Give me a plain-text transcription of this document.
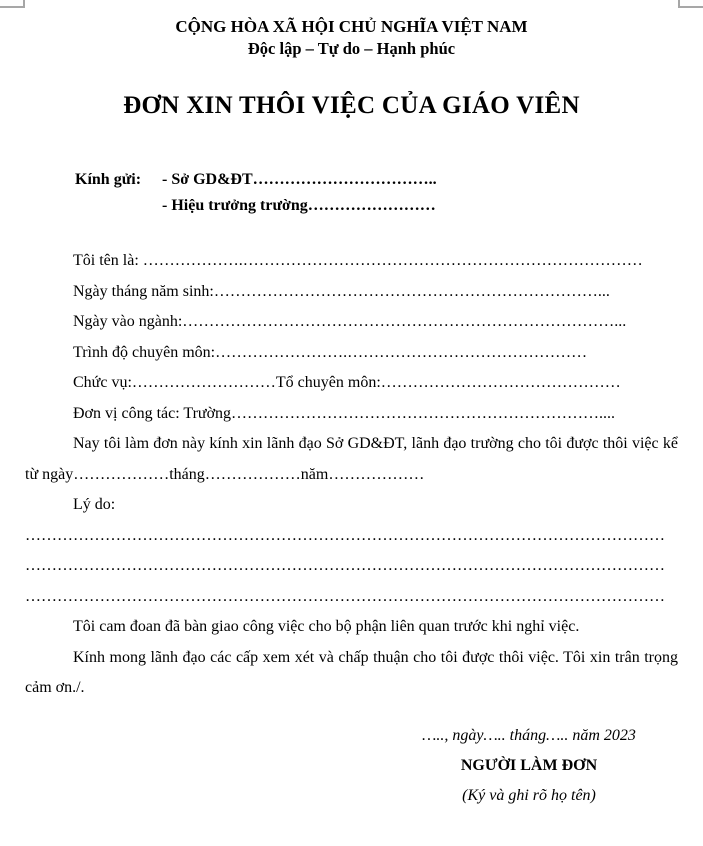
CỘNG HÒA XÃ HỘI CHỦ NGHĨA VIỆT NAM
Độc lập – Tự do – Hạnh phúc
ĐƠN XIN THÔI VIỆC CỦA GIÁO VIÊN
Kính gửi:	- Sở GD&ĐT……………………………..
- Hiệu trưởng trường……………………

Tôi tên là: ……………….…………………………………………………………………

Ngày tháng năm sinh:………………………………………………………………...

Ngày vào ngành:………………………………………………………………………...

Trình độ chuyên môn:…………………….………………………………………

Chức vụ:………………………Tổ chuyên môn:………………………………………

Đơn vị công tác: Trường……………………………………………………………....

Nay tôi làm đơn này kính xin lãnh đạo Sở GD&ĐT, lãnh đạo trường cho tôi được thôi việc kể từ ngày………………tháng………………năm………………

Lý do:

…………………………………………………………………………………………………………

…………………………………………………………………………………………………………

…………………………………………………………………………………………………………

Tôi cam đoan đã bàn giao công việc cho bộ phận liên quan trước khi nghỉ việc.

Kính mong lãnh đạo các cấp xem xét và chấp thuận cho tôi được thôi việc. Tôi xin trân trọng cảm ơn./.

….., ngày….. tháng….. năm 2023
NGƯỜI LÀM ĐƠN
(Ký và ghi rõ họ tên)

··········

Track down all lines above with the string "được" and copy them.

• _Answer to this exercise_:
Nay tôi làm đơn này kính xin lãnh đạo Sở GD&ĐT, lãnh đạo trường cho tôi được thôi việc kể từ ngày………………tháng………………năm………………
Kính mong lãnh đạo các cấp xem xét và chấp thuận cho tôi được thôi việc. Tôi xin trân trọng cảm ơn./.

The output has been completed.